* WHAT THE EXERCISE ASKS: Copy each line that contains the string "JSON".

[Figure contents as structured data]
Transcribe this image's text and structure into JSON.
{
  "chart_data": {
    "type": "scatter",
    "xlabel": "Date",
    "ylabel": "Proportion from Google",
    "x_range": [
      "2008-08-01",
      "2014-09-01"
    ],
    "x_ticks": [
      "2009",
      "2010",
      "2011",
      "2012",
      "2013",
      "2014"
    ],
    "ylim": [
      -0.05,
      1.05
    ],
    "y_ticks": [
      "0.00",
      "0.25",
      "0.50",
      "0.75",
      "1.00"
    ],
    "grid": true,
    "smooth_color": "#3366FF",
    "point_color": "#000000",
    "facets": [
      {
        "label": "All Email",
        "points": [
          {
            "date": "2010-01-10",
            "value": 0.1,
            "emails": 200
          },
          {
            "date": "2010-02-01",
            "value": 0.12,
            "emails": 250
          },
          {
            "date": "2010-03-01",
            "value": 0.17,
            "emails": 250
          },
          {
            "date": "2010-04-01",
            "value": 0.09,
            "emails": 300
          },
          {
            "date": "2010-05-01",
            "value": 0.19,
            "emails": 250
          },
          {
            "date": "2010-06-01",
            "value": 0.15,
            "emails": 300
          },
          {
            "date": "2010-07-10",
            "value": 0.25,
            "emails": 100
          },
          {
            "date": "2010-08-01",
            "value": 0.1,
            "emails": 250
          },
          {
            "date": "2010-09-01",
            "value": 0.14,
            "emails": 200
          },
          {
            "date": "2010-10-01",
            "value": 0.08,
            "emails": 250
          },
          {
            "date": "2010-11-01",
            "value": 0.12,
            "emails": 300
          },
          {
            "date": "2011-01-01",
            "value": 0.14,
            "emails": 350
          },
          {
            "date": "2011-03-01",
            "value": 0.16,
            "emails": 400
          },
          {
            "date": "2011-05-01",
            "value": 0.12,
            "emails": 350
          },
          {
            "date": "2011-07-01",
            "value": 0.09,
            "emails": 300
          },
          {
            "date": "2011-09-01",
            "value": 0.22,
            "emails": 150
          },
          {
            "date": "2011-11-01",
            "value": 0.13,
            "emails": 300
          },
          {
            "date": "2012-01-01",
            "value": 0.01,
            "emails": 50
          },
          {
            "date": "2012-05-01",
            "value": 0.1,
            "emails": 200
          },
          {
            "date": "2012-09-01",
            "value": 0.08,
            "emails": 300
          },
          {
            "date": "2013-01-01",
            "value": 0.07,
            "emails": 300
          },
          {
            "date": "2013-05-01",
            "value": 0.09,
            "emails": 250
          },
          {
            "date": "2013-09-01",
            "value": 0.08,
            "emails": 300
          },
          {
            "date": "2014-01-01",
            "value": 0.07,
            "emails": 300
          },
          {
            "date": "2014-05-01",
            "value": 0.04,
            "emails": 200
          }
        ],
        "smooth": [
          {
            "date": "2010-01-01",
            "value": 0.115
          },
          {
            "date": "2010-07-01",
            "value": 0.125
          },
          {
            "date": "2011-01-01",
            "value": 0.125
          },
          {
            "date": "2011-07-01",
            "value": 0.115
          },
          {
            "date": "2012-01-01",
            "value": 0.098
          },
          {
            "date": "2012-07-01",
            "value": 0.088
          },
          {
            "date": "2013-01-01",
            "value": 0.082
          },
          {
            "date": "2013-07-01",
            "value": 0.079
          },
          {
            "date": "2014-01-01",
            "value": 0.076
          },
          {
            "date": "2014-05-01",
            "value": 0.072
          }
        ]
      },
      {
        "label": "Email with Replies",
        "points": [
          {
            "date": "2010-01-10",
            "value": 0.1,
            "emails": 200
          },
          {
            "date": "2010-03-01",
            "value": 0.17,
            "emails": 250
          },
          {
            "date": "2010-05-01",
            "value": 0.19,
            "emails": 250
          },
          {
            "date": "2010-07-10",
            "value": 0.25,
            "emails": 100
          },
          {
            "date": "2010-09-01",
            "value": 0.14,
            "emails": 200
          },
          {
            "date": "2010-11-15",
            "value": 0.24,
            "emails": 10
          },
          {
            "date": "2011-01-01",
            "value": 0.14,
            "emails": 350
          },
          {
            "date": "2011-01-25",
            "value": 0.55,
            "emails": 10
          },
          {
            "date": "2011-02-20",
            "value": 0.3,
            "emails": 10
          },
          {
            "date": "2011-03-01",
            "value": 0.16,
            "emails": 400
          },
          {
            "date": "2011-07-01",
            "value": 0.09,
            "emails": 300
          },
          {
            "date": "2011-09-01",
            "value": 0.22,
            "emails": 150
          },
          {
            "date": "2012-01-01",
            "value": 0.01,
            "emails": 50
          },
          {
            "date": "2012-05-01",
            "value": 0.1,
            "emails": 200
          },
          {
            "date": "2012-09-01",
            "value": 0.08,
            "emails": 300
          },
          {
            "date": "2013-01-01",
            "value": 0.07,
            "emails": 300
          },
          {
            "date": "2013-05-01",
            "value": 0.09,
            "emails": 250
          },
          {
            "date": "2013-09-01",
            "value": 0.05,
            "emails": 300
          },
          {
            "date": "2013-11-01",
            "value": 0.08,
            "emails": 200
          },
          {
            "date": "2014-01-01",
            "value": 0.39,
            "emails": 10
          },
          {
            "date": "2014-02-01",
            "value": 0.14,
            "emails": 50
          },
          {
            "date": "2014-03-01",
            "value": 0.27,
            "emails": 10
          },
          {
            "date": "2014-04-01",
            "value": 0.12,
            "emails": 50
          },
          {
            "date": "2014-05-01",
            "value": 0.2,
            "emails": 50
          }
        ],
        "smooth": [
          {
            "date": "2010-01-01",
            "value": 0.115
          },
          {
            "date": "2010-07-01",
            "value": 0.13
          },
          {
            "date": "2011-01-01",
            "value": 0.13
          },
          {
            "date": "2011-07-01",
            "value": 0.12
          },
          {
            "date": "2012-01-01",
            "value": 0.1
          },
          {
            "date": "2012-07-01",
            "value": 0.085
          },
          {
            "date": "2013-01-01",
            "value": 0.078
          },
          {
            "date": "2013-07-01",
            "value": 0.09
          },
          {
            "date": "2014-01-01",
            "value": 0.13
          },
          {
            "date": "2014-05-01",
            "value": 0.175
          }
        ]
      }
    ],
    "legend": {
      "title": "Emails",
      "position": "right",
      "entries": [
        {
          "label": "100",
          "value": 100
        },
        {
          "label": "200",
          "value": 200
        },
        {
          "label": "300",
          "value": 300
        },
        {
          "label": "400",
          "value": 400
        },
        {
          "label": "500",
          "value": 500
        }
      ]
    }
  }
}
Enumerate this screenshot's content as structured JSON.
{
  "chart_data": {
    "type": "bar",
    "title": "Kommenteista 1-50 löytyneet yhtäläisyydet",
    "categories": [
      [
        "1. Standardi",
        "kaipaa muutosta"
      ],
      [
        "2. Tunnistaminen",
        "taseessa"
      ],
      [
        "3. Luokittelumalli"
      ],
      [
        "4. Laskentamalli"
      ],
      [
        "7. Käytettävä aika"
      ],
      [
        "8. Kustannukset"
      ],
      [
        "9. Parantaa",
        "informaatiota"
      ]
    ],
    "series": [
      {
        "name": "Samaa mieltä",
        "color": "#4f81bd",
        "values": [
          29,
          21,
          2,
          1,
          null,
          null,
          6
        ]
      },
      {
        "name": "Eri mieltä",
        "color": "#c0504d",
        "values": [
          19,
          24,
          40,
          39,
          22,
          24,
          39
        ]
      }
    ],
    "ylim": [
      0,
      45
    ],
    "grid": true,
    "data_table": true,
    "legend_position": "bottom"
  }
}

* RESPONSE BELOW:
Transcribe this image's text and structure into JSON.
Enumerate this screenshot's content as structured JSON.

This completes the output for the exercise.